_Exercise instructions_
Say how many lines include the word "title". Reply with nothing but the number.

[START OF Stored rows]

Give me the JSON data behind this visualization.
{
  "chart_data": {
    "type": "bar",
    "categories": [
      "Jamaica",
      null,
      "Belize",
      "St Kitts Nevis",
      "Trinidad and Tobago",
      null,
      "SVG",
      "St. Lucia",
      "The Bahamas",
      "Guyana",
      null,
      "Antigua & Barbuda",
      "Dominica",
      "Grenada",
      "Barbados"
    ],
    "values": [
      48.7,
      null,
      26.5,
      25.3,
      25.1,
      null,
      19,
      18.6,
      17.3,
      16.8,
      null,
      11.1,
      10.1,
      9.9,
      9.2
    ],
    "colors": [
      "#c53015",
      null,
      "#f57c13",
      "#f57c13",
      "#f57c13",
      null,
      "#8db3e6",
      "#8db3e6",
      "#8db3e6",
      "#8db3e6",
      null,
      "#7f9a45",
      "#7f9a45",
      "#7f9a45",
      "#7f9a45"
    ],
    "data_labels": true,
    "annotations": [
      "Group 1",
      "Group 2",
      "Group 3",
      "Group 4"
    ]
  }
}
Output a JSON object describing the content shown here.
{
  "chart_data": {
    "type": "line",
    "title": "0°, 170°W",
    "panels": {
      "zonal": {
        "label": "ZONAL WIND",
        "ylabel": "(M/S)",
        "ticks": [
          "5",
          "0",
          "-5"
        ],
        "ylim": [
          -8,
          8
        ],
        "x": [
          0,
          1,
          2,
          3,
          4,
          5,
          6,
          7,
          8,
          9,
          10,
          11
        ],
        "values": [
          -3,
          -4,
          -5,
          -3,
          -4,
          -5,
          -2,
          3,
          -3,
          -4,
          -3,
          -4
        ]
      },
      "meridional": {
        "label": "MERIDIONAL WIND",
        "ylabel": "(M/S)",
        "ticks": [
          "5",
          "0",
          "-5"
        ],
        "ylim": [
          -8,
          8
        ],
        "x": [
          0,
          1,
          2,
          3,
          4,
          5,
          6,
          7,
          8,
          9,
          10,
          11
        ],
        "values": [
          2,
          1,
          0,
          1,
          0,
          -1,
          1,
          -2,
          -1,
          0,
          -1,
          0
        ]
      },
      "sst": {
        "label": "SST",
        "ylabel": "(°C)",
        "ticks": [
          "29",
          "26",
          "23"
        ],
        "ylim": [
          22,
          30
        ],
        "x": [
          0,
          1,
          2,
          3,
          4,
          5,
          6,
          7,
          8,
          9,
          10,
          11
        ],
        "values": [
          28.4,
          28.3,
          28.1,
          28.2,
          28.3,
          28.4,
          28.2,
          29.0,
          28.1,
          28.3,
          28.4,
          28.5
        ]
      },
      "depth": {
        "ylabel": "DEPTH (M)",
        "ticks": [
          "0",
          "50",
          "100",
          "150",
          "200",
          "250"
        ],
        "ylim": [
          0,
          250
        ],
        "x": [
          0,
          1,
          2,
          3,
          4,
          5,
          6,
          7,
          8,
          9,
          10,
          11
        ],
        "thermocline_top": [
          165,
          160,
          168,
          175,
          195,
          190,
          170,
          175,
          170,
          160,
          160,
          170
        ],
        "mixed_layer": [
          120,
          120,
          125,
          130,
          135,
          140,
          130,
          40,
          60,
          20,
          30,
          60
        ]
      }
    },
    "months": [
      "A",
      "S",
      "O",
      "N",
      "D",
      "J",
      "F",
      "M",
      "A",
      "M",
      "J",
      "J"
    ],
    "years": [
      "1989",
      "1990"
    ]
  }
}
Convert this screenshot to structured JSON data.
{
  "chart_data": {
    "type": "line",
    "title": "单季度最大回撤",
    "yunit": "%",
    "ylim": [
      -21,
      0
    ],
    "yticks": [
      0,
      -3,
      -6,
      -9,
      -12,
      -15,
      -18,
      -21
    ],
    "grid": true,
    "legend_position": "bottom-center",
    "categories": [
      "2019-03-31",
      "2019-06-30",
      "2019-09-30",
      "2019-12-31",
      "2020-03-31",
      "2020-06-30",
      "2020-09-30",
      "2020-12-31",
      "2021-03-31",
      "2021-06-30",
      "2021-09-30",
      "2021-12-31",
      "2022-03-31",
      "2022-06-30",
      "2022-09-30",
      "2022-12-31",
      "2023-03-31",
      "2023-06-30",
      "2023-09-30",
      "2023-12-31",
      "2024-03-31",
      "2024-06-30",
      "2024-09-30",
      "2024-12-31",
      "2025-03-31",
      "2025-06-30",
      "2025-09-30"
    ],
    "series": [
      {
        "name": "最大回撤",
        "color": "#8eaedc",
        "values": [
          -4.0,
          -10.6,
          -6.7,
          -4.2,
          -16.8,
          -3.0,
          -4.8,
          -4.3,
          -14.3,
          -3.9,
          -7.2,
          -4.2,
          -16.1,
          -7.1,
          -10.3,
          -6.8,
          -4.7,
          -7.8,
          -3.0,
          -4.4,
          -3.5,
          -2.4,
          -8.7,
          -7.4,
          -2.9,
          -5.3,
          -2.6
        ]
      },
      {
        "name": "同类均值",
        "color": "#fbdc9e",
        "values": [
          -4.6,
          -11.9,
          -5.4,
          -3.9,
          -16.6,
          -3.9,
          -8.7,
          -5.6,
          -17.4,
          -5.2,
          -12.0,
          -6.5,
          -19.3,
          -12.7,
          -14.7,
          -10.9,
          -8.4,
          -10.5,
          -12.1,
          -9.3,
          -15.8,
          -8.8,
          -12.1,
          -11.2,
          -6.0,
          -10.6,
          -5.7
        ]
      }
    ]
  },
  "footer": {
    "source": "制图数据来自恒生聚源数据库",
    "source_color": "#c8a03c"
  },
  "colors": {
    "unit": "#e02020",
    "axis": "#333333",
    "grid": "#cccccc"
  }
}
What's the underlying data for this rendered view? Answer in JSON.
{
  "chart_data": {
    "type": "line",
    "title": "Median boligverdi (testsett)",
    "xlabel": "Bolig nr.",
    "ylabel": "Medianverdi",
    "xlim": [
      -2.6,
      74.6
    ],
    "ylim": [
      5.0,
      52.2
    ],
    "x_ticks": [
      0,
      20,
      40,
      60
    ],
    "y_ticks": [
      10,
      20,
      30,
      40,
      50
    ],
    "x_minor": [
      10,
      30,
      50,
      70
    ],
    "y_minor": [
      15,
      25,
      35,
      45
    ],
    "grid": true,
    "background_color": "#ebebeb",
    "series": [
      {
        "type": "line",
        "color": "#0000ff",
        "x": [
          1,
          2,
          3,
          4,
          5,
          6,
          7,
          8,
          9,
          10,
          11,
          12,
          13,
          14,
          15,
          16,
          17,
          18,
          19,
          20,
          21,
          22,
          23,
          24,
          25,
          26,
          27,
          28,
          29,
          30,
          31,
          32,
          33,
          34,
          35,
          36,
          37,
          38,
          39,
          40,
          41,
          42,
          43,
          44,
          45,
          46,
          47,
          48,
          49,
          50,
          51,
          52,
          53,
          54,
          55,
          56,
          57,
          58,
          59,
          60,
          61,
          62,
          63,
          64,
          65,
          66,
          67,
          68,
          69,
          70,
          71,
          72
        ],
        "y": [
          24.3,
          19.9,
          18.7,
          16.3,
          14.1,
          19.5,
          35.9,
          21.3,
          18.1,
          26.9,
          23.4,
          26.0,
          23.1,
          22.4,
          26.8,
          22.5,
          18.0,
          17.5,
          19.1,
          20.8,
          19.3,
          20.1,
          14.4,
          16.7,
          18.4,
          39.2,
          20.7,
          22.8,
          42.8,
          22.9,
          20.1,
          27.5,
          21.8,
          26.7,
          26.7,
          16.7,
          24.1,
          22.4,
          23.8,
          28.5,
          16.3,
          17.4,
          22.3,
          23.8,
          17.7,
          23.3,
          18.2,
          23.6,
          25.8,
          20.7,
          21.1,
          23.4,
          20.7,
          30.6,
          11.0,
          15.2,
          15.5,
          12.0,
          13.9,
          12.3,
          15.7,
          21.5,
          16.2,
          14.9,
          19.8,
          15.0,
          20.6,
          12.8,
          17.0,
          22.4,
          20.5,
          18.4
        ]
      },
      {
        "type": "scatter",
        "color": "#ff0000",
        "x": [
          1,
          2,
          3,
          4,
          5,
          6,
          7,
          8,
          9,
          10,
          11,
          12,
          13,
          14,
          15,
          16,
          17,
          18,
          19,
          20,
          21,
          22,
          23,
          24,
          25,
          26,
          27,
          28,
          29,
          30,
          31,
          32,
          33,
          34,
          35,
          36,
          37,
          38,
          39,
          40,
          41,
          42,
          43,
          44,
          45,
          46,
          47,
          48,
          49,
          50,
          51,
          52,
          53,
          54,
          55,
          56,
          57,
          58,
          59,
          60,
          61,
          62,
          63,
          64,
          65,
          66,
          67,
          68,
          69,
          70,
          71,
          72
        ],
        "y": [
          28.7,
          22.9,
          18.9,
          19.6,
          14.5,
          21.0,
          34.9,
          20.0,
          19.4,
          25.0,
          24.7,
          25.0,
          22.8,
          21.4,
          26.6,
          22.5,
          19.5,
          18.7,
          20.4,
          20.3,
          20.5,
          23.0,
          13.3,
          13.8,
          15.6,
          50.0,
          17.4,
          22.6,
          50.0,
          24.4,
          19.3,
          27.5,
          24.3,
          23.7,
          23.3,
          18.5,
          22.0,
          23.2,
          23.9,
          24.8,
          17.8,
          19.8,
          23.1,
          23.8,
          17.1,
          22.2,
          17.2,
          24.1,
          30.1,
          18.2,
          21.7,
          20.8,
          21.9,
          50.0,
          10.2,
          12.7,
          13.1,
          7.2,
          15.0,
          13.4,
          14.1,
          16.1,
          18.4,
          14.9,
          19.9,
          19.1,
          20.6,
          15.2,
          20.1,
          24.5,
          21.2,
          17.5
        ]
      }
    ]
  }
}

[END OF Stored rows]

_Response to the task_
3